## Written request:
Copy every line, leaving nothing out and adding nothing.
** START OF Data provided **
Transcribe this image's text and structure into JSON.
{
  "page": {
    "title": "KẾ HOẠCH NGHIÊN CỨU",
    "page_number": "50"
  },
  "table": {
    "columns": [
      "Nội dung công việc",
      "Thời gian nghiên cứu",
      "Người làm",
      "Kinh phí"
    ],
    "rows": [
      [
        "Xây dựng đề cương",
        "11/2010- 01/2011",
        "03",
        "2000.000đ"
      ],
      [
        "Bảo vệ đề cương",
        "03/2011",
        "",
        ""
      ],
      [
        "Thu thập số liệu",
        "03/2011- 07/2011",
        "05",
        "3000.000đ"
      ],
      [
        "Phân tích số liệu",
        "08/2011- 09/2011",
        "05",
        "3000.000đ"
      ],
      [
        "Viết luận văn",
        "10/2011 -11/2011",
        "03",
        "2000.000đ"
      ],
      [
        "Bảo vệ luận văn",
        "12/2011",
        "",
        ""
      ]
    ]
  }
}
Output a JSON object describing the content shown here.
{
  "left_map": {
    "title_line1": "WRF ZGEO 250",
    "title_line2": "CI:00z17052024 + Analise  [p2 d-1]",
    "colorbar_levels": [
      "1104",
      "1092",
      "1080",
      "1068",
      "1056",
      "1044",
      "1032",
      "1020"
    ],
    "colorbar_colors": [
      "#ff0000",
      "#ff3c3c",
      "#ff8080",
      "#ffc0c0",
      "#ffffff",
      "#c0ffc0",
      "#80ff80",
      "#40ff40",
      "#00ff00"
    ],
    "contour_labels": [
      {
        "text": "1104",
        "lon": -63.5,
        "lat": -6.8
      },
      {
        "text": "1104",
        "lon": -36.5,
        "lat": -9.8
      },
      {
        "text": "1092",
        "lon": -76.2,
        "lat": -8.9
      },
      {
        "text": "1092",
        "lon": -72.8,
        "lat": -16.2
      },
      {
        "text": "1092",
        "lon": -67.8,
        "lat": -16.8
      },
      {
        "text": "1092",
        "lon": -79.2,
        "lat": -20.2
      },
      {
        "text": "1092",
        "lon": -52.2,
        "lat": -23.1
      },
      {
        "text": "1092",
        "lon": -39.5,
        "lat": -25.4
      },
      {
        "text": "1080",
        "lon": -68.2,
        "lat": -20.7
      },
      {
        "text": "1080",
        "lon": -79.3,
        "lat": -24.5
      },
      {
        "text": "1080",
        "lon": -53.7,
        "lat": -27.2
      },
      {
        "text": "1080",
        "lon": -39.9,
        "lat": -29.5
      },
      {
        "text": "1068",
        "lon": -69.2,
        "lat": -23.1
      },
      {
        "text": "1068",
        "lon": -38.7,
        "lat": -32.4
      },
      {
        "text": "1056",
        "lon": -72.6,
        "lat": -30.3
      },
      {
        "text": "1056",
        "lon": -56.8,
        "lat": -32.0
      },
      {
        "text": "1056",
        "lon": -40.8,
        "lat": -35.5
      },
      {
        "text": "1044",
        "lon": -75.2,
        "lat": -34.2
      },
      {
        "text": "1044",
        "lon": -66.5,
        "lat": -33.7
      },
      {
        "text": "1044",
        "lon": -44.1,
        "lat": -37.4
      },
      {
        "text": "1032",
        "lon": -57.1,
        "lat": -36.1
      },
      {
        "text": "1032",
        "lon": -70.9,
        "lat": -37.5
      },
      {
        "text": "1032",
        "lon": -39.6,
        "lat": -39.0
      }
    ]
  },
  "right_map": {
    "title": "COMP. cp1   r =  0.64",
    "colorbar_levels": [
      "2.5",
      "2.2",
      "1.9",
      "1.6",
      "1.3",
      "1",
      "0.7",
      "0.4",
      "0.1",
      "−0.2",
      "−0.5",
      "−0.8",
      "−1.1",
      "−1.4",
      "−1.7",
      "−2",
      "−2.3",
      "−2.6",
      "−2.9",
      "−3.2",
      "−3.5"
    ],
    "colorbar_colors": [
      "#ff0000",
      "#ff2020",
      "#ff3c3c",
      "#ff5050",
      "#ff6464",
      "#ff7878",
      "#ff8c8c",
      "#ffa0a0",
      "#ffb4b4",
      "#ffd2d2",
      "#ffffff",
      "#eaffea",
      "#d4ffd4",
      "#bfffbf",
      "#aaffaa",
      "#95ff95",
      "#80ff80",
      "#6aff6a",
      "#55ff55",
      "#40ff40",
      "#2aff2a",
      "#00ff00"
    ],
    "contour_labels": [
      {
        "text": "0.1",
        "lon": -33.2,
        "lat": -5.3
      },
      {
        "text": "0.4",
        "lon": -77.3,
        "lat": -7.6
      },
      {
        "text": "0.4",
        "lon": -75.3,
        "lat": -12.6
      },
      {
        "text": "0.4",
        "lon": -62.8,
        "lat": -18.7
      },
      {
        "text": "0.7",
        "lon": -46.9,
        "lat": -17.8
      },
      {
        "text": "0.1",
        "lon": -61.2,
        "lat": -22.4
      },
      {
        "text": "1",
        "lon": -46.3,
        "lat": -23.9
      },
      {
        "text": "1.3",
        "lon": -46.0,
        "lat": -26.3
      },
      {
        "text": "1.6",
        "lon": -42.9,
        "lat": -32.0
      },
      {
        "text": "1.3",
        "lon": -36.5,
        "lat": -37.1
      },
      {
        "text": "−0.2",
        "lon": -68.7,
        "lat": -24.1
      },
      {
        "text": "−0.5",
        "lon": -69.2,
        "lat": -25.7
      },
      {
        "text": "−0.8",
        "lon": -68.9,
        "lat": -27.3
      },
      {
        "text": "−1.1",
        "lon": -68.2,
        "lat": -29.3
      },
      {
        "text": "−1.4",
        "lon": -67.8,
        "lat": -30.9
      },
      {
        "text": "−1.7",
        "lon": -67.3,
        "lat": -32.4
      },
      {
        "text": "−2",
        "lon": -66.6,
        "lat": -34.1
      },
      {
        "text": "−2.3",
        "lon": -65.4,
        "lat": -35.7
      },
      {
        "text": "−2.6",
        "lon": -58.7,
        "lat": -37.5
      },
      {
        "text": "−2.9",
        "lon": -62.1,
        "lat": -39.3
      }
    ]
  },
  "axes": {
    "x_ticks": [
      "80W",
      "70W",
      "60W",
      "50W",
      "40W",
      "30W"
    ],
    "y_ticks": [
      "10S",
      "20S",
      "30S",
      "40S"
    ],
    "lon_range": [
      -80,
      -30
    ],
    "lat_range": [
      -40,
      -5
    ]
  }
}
** END OF Data provided **
## Result of this exercise:
Transcribe this image's text and structure into JSON.
{
  "page": {
    "title": "KẾ HOẠCH NGHIÊN CỨU",
    "page_number": "50"
  },
  "table": {
    "columns": [
      "Nội dung công việc",
      "Thời gian nghiên cứu",
      "Người làm",
      "Kinh phí"
    ],
    "rows": [
      [
        "Xây dựng đề cương",
        "11/2010- 01/2011",
        "03",
        "2000.000đ"
      ],
      [
        "Bảo vệ đề cương",
        "03/2011",
        "",
        ""
      ],
      [
        "Thu thập số liệu",
        "03/2011- 07/2011",
        "05",
        "3000.000đ"
      ],
      [
        "Phân tích số liệu",
        "08/2011- 09/2011",
        "05",
        "3000.000đ"
      ],
      [
        "Viết luận văn",
        "10/2011 -11/2011",
        "03",
        "2000.000đ"
      ],
      [
        "Bảo vệ luận văn",
        "12/2011",
        "",
        ""
      ]
    ]
  }
}
Output a JSON object describing the content shown here.
{
  "left_map": {
    "title_line1": "WRF ZGEO 250",
    "title_line2": "CI:00z17052024 + Analise  [p2 d-1]",
    "colorbar_levels": [
      "1104",
      "1092",
      "1080",
      "1068",
      "1056",
      "1044",
      "1032",
      "1020"
    ],
    "colorbar_colors": [
      "#ff0000",
      "#ff3c3c",
      "#ff8080",
      "#ffc0c0",
      "#ffffff",
      "#c0ffc0",
      "#80ff80",
      "#40ff40",
      "#00ff00"
    ],
    "contour_labels": [
      {
        "text": "1104",
        "lon": -63.5,
        "lat": -6.8
      },
      {
        "text": "1104",
        "lon": -36.5,
        "lat": -9.8
      },
      {
        "text": "1092",
        "lon": -76.2,
        "lat": -8.9
      },
      {
        "text": "1092",
        "lon": -72.8,
        "lat": -16.2
      },
      {
        "text": "1092",
        "lon": -67.8,
        "lat": -16.8
      },
      {
        "text": "1092",
        "lon": -79.2,
        "lat": -20.2
      },
      {
        "text": "1092",
        "lon": -52.2,
        "lat": -23.1
      },
      {
        "text": "1092",
        "lon": -39.5,
        "lat": -25.4
      },
      {
        "text": "1080",
        "lon": -68.2,
        "lat": -20.7
      },
      {
        "text": "1080",
        "lon": -79.3,
        "lat": -24.5
      },
      {
        "text": "1080",
        "lon": -53.7,
        "lat": -27.2
      },
      {
        "text": "1080",
        "lon": -39.9,
        "lat": -29.5
      },
      {
        "text": "1068",
        "lon": -69.2,
        "lat": -23.1
      },
      {
        "text": "1068",
        "lon": -38.7,
        "lat": -32.4
      },
      {
        "text": "1056",
        "lon": -72.6,
        "lat": -30.3
      },
      {
        "text": "1056",
        "lon": -56.8,
        "lat": -32.0
      },
      {
        "text": "1056",
        "lon": -40.8,
        "lat": -35.5
      },
      {
        "text": "1044",
        "lon": -75.2,
        "lat": -34.2
      },
      {
        "text": "1044",
        "lon": -66.5,
        "lat": -33.7
      },
      {
        "text": "1044",
        "lon": -44.1,
        "lat": -37.4
      },
      {
        "text": "1032",
        "lon": -57.1,
        "lat": -36.1
      },
      {
        "text": "1032",
        "lon": -70.9,
        "lat": -37.5
      },
      {
        "text": "1032",
        "lon": -39.6,
        "lat": -39.0
      }
    ]
  },
  "right_map": {
    "title": "COMP. cp1   r =  0.64",
    "colorbar_levels": [
      "2.5",
      "2.2",
      "1.9",
      "1.6",
      "1.3",
      "1",
      "0.7",
      "0.4",
      "0.1",
      "−0.2",
      "−0.5",
      "−0.8",
      "−1.1",
      "−1.4",
      "−1.7",
      "−2",
      "−2.3",
      "−2.6",
      "−2.9",
      "−3.2",
      "−3.5"
    ],
    "colorbar_colors": [
      "#ff0000",
      "#ff2020",
      "#ff3c3c",
      "#ff5050",
      "#ff6464",
      "#ff7878",
      "#ff8c8c",
      "#ffa0a0",
      "#ffb4b4",
      "#ffd2d2",
      "#ffffff",
      "#eaffea",
      "#d4ffd4",
      "#bfffbf",
      "#aaffaa",
      "#95ff95",
      "#80ff80",
      "#6aff6a",
      "#55ff55",
      "#40ff40",
      "#2aff2a",
      "#00ff00"
    ],
    "contour_labels": [
      {
        "text": "0.1",
        "lon": -33.2,
        "lat": -5.3
      },
      {
        "text": "0.4",
        "lon": -77.3,
        "lat": -7.6
      },
      {
        "text": "0.4",
        "lon": -75.3,
        "lat": -12.6
      },
      {
        "text": "0.4",
        "lon": -62.8,
        "lat": -18.7
      },
      {
        "text": "0.7",
        "lon": -46.9,
        "lat": -17.8
      },
      {
        "text": "0.1",
        "lon": -61.2,
        "lat": -22.4
      },
      {
        "text": "1",
        "lon": -46.3,
        "lat": -23.9
      },
      {
        "text": "1.3",
        "lon": -46.0,
        "lat": -26.3
      },
      {
        "text": "1.6",
        "lon": -42.9,
        "lat": -32.0
      },
      {
        "text": "1.3",
        "lon": -36.5,
        "lat": -37.1
      },
      {
        "text": "−0.2",
        "lon": -68.7,
        "lat": -24.1
      },
      {
        "text": "−0.5",
        "lon": -69.2,
        "lat": -25.7
      },
      {
        "text": "−0.8",
        "lon": -68.9,
        "lat": -27.3
      },
      {
        "text": "−1.1",
        "lon": -68.2,
        "lat": -29.3
      },
      {
        "text": "−1.4",
        "lon": -67.8,
        "lat": -30.9
      },
      {
        "text": "−1.7",
        "lon": -67.3,
        "lat": -32.4
      },
      {
        "text": "−2",
        "lon": -66.6,
        "lat": -34.1
      },
      {
        "text": "−2.3",
        "lon": -65.4,
        "lat": -35.7
      },
      {
        "text": "−2.6",
        "lon": -58.7,
        "lat": -37.5
      },
      {
        "text": "−2.9",
        "lon": -62.1,
        "lat": -39.3
      }
    ]
  },
  "axes": {
    "x_ticks": [
      "80W",
      "70W",
      "60W",
      "50W",
      "40W",
      "30W"
    ],
    "y_ticks": [
      "10S",
      "20S",
      "30S",
      "40S"
    ],
    "lon_range": [
      -80,
      -30
    ],
    "lat_range": [
      -40,
      -5
    ]
  }
}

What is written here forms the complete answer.